▶ **WHAT YOU ARE ASKED TO DO**
Look for the string "title" and copy every line that has it.

(Items listed in a dataset)
_ _ _

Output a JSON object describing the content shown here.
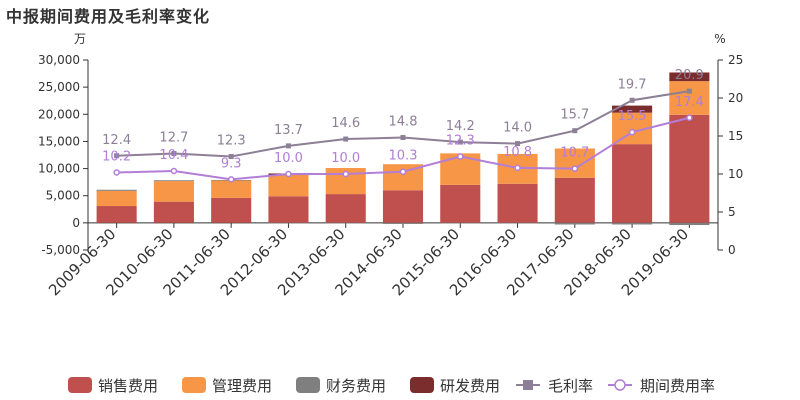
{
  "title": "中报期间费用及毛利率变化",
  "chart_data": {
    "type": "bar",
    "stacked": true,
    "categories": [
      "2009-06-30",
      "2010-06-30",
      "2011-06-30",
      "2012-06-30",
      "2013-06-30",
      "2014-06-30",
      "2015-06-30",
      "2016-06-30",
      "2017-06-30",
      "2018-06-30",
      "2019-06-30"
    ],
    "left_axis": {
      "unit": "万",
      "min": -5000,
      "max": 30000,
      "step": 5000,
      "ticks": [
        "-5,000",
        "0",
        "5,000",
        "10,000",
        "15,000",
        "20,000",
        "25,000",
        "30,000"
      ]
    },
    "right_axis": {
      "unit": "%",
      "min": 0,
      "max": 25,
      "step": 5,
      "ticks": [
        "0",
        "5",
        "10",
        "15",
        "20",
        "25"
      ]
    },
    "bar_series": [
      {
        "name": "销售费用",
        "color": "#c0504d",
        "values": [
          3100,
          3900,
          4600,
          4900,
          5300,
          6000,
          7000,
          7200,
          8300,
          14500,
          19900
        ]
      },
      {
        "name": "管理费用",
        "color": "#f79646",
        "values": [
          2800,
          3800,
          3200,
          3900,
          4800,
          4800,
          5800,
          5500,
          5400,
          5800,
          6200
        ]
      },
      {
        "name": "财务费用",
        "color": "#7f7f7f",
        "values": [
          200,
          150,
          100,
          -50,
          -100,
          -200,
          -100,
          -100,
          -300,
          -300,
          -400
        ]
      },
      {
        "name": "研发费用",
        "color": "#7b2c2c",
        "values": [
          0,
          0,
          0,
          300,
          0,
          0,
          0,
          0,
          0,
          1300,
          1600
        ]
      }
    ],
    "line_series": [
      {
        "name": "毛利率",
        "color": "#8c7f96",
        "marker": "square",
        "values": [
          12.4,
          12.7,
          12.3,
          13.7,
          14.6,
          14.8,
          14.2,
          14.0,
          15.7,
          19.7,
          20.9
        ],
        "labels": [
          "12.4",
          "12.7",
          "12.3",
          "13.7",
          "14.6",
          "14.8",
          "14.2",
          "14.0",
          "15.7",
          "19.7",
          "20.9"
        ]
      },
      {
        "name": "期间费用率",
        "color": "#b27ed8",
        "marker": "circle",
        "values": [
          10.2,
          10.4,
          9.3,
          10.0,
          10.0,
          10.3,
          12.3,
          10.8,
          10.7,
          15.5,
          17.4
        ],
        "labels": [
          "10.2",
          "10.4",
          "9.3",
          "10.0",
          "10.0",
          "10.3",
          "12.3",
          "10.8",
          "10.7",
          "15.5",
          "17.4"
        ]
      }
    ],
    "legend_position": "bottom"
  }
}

_ _ _

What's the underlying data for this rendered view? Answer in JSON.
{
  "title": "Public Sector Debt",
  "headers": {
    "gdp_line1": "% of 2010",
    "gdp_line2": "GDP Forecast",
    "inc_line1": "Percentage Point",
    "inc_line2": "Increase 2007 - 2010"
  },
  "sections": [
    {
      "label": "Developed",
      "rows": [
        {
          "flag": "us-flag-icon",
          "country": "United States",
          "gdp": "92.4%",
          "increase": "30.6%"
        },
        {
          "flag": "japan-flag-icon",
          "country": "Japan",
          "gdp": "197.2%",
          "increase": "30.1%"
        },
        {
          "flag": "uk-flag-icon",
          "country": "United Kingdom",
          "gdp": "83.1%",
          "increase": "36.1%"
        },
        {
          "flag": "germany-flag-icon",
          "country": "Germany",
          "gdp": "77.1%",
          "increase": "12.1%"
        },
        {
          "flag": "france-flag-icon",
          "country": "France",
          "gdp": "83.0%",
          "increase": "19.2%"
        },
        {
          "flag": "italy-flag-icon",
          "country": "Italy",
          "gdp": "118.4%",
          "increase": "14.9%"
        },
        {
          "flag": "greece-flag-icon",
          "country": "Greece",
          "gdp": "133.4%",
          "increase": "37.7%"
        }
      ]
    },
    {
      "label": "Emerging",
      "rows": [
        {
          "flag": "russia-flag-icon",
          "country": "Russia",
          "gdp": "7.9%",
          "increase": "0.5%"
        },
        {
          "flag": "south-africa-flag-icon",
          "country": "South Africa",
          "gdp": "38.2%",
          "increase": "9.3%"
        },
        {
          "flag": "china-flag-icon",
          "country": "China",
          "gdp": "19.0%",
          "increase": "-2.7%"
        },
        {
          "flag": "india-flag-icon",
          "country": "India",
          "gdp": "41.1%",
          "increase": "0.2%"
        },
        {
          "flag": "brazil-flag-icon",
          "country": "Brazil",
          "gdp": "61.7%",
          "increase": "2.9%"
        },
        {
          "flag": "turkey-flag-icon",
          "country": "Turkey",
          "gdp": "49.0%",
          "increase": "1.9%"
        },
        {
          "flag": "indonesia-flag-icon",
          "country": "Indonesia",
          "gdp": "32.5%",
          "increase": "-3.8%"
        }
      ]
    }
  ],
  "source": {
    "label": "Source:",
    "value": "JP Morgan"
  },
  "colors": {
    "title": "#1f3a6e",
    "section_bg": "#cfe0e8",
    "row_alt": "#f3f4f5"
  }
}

_ _ _

▶ **SOLUTION TO THE EXERCISE**
  "title": "中报期间费用及毛利率变化",
  "title": "Public Sector Debt",
    "title": "#1f3a6e",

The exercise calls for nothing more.